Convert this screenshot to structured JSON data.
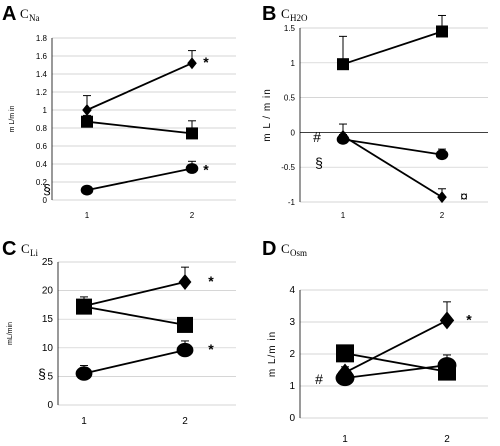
{
  "chart_data": [
    {
      "panel": "A",
      "title_main": "C",
      "title_sub": "Na",
      "type": "line",
      "xlabel": "",
      "ylabel": "m L/m in",
      "x": [
        "1",
        "2"
      ],
      "ylim": [
        0,
        1.8
      ],
      "yticks": [
        "0",
        "0.2",
        "0.4",
        "0.6",
        "0.8",
        "1",
        "1.2",
        "1.4",
        "1.6",
        "1.8"
      ],
      "series": [
        {
          "marker": "diamond",
          "values": [
            1.0,
            1.52
          ],
          "err": [
            0.16,
            0.14
          ]
        },
        {
          "marker": "square",
          "values": [
            0.87,
            0.74
          ],
          "err": [
            0.07,
            0.14
          ]
        },
        {
          "marker": "circle",
          "values": [
            0.11,
            0.35
          ],
          "err": [
            0.02,
            0.08
          ]
        }
      ],
      "annotations": [
        {
          "text": "*",
          "near": "series-1-point-2"
        },
        {
          "text": "*",
          "near": "series-3-point-2"
        },
        {
          "text": "§",
          "near": "series-3-point-1"
        }
      ]
    },
    {
      "panel": "B",
      "title_main": "C",
      "title_sub": "H2O",
      "type": "line",
      "xlabel": "",
      "ylabel": "m L / m in",
      "x": [
        "1",
        "2"
      ],
      "ylim": [
        -1,
        1.5
      ],
      "yticks": [
        "-1",
        "-0.5",
        "0",
        "0.5",
        "1",
        "1.5"
      ],
      "series": [
        {
          "marker": "square",
          "values": [
            0.98,
            1.45
          ],
          "err": [
            0.4,
            0.23
          ]
        },
        {
          "marker": "diamond",
          "values": [
            -0.05,
            -0.93
          ],
          "err": [
            0.17,
            0.12
          ]
        },
        {
          "marker": "circle",
          "values": [
            -0.1,
            -0.32
          ],
          "err": [
            0.07,
            0.08
          ]
        }
      ],
      "annotations": [
        {
          "text": "#",
          "near": "series-2-point-1"
        },
        {
          "text": "§",
          "near": "series-3-point-1"
        },
        {
          "text": "¤",
          "near": "series-2-point-2"
        }
      ]
    },
    {
      "panel": "C",
      "title_main": "C",
      "title_sub": "Li",
      "type": "line",
      "xlabel": "",
      "ylabel": "mL/min",
      "x": [
        "1",
        "2"
      ],
      "ylim": [
        0,
        25
      ],
      "yticks": [
        "0",
        "5",
        "10",
        "15",
        "20",
        "25"
      ],
      "series": [
        {
          "marker": "diamond",
          "values": [
            17.3,
            21.5
          ],
          "err": [
            1.6,
            2.6
          ]
        },
        {
          "marker": "square",
          "values": [
            17.2,
            14.0
          ],
          "err": [
            1.1,
            1.3
          ]
        },
        {
          "marker": "circle",
          "values": [
            5.5,
            9.6
          ],
          "err": [
            1.4,
            1.6
          ]
        }
      ],
      "annotations": [
        {
          "text": "*",
          "near": "series-1-point-2"
        },
        {
          "text": "*",
          "near": "series-3-point-2"
        },
        {
          "text": "§",
          "near": "series-3-point-1"
        }
      ]
    },
    {
      "panel": "D",
      "title_main": "C",
      "title_sub": "Osm",
      "type": "line",
      "xlabel": "",
      "ylabel": "m L/m in",
      "x": [
        "1",
        "2"
      ],
      "ylim": [
        0,
        4
      ],
      "yticks": [
        "0",
        "1",
        "2",
        "3",
        "4"
      ],
      "series": [
        {
          "marker": "diamond",
          "values": [
            1.42,
            3.05
          ],
          "err": [
            0.18,
            0.58
          ]
        },
        {
          "marker": "square",
          "values": [
            2.02,
            1.45
          ],
          "err": [
            0.15,
            0.1
          ]
        },
        {
          "marker": "circle",
          "values": [
            1.25,
            1.65
          ],
          "err": [
            0.12,
            0.32
          ]
        }
      ],
      "annotations": [
        {
          "text": "*",
          "near": "series-1-point-2"
        },
        {
          "text": "#",
          "near": "series-3-point-1"
        }
      ]
    }
  ]
}
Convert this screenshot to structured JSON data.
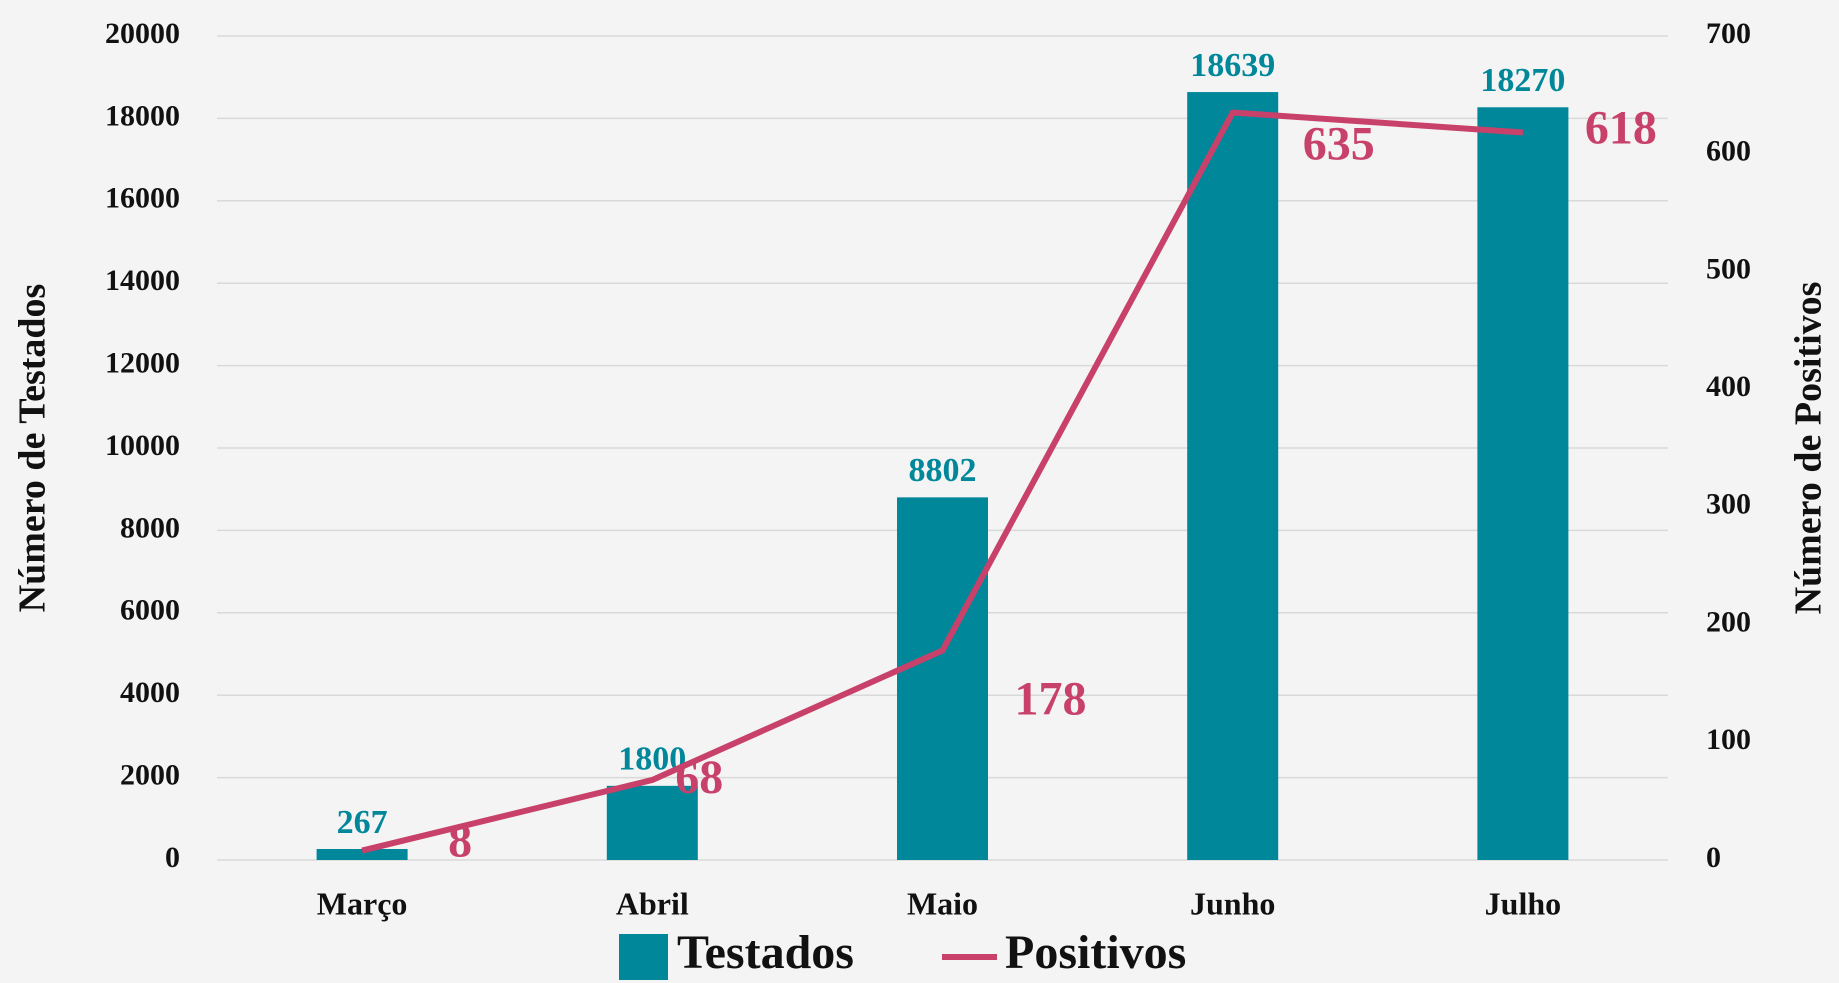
{
  "chart_data": {
    "type": "bar",
    "categories": [
      "Março",
      "Abril",
      "Maio",
      "Junho",
      "Julho"
    ],
    "series": [
      {
        "name": "Testados",
        "type": "bar",
        "color": "#00879a",
        "values": [
          267,
          1800,
          8802,
          18639,
          18270
        ]
      },
      {
        "name": "Positivos",
        "type": "line",
        "axis": "y2",
        "color": "#c8416a",
        "values": [
          8,
          68,
          178,
          635,
          618
        ]
      }
    ],
    "y_label": "Número de Testados",
    "y2_label": "Número de Positivos",
    "ylim": [
      0,
      20000
    ],
    "yticks": [
      0,
      2000,
      4000,
      6000,
      8000,
      10000,
      12000,
      14000,
      16000,
      18000,
      20000
    ],
    "y2lim": [
      0,
      700
    ],
    "y2ticks": [
      0,
      100,
      200,
      300,
      400,
      500,
      600,
      700
    ],
    "grid": true,
    "legend": "bottom"
  }
}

> **Short exercise**
Restate the full listing verbatim and drop every picture.

> **Exercise result**
Convert this screenshot to structured JSON data.
{
  "chart_data": [
    {
      "panel": "A",
      "title_main": "C",
      "title_sub": "Na",
      "type": "line",
      "xlabel": "",
      "ylabel": "m L/m in",
      "x": [
        "1",
        "2"
      ],
      "ylim": [
        0,
        1.8
      ],
      "yticks": [
        "0",
        "0.2",
        "0.4",
        "0.6",
        "0.8",
        "1",
        "1.2",
        "1.4",
        "1.6",
        "1.8"
      ],
      "series": [
        {
          "marker": "diamond",
          "values": [
            1.0,
            1.52
          ],
          "err": [
            0.16,
            0.14
          ]
        },
        {
          "marker": "square",
          "values": [
            0.87,
            0.74
          ],
          "err": [
            0.07,
            0.14
          ]
        },
        {
          "marker": "circle",
          "values": [
            0.11,
            0.35
          ],
          "err": [
            0.02,
            0.08
          ]
        }
      ],
      "annotations": [
        {
          "text": "*",
          "near": "series-1-point-2"
        },
        {
          "text": "*",
          "near": "series-3-point-2"
        },
        {
          "text": "§",
          "near": "series-3-point-1"
        }
      ]
    },
    {
      "panel": "B",
      "title_main": "C",
      "title_sub": "H2O",
      "type": "line",
      "xlabel": "",
      "ylabel": "m L / m in",
      "x": [
        "1",
        "2"
      ],
      "ylim": [
        -1,
        1.5
      ],
      "yticks": [
        "-1",
        "-0.5",
        "0",
        "0.5",
        "1",
        "1.5"
      ],
      "series": [
        {
          "marker": "square",
          "values": [
            0.98,
            1.45
          ],
          "err": [
            0.4,
            0.23
          ]
        },
        {
          "marker": "diamond",
          "values": [
            -0.05,
            -0.93
          ],
          "err": [
            0.17,
            0.12
          ]
        },
        {
          "marker": "circle",
          "values": [
            -0.1,
            -0.32
          ],
          "err": [
            0.07,
            0.08
          ]
        }
      ],
      "annotations": [
        {
          "text": "#",
          "near": "series-2-point-1"
        },
        {
          "text": "§",
          "near": "series-3-point-1"
        },
        {
          "text": "¤",
          "near": "series-2-point-2"
        }
      ]
    },
    {
      "panel": "C",
      "title_main": "C",
      "title_sub": "Li",
      "type": "line",
      "xlabel": "",
      "ylabel": "mL/min",
      "x": [
        "1",
        "2"
      ],
      "ylim": [
        0,
        25
      ],
      "yticks": [
        "0",
        "5",
        "10",
        "15",
        "20",
        "25"
      ],
      "series": [
        {
          "marker": "diamond",
          "values": [
            17.3,
            21.5
          ],
          "err": [
            1.6,
            2.6
          ]
        },
        {
          "marker": "square",
          "values": [
            17.2,
            14.0
          ],
          "err": [
            1.1,
            1.3
          ]
        },
        {
          "marker": "circle",
          "values": [
            5.5,
            9.6
          ],
          "err": [
            1.4,
            1.6
          ]
        }
      ],
      "annotations": [
        {
          "text": "*",
          "near": "series-1-point-2"
        },
        {
          "text": "*",
          "near": "series-3-point-2"
        },
        {
          "text": "§",
          "near": "series-3-point-1"
        }
      ]
    },
    {
      "panel": "D",
      "title_main": "C",
      "title_sub": "Osm",
      "type": "line",
      "xlabel": "",
      "ylabel": "m L/m in",
      "x": [
        "1",
        "2"
      ],
      "ylim": [
        0,
        4
      ],
      "yticks": [
        "0",
        "1",
        "2",
        "3",
        "4"
      ],
      "series": [
        {
          "marker": "diamond",
          "values": [
            1.42,
            3.05
          ],
          "err": [
            0.18,
            0.58
          ]
        },
        {
          "marker": "square",
          "values": [
            2.02,
            1.45
          ],
          "err": [
            0.15,
            0.1
          ]
        },
        {
          "marker": "circle",
          "values": [
            1.25,
            1.65
          ],
          "err": [
            0.12,
            0.32
          ]
        }
      ],
      "annotations": [
        {
          "text": "*",
          "near": "series-1-point-2"
        },
        {
          "text": "#",
          "near": "series-3-point-1"
        }
      ]
    }
  ]
}
Convert this screenshot to structured JSON data.
{
  "chart_data": {
    "type": "bar",
    "categories": [
      "Março",
      "Abril",
      "Maio",
      "Junho",
      "Julho"
    ],
    "series": [
      {
        "name": "Testados",
        "type": "bar",
        "color": "#00879a",
        "values": [
          267,
          1800,
          8802,
          18639,
          18270
        ]
      },
      {
        "name": "Positivos",
        "type": "line",
        "axis": "y2",
        "color": "#c8416a",
        "values": [
          8,
          68,
          178,
          635,
          618
        ]
      }
    ],
    "y_label": "Número de Testados",
    "y2_label": "Número de Positivos",
    "ylim": [
      0,
      20000
    ],
    "yticks": [
      0,
      2000,
      4000,
      6000,
      8000,
      10000,
      12000,
      14000,
      16000,
      18000,
      20000
    ],
    "y2lim": [
      0,
      700
    ],
    "y2ticks": [
      0,
      100,
      200,
      300,
      400,
      500,
      600,
      700
    ],
    "grid": true,
    "legend": "bottom"
  }
}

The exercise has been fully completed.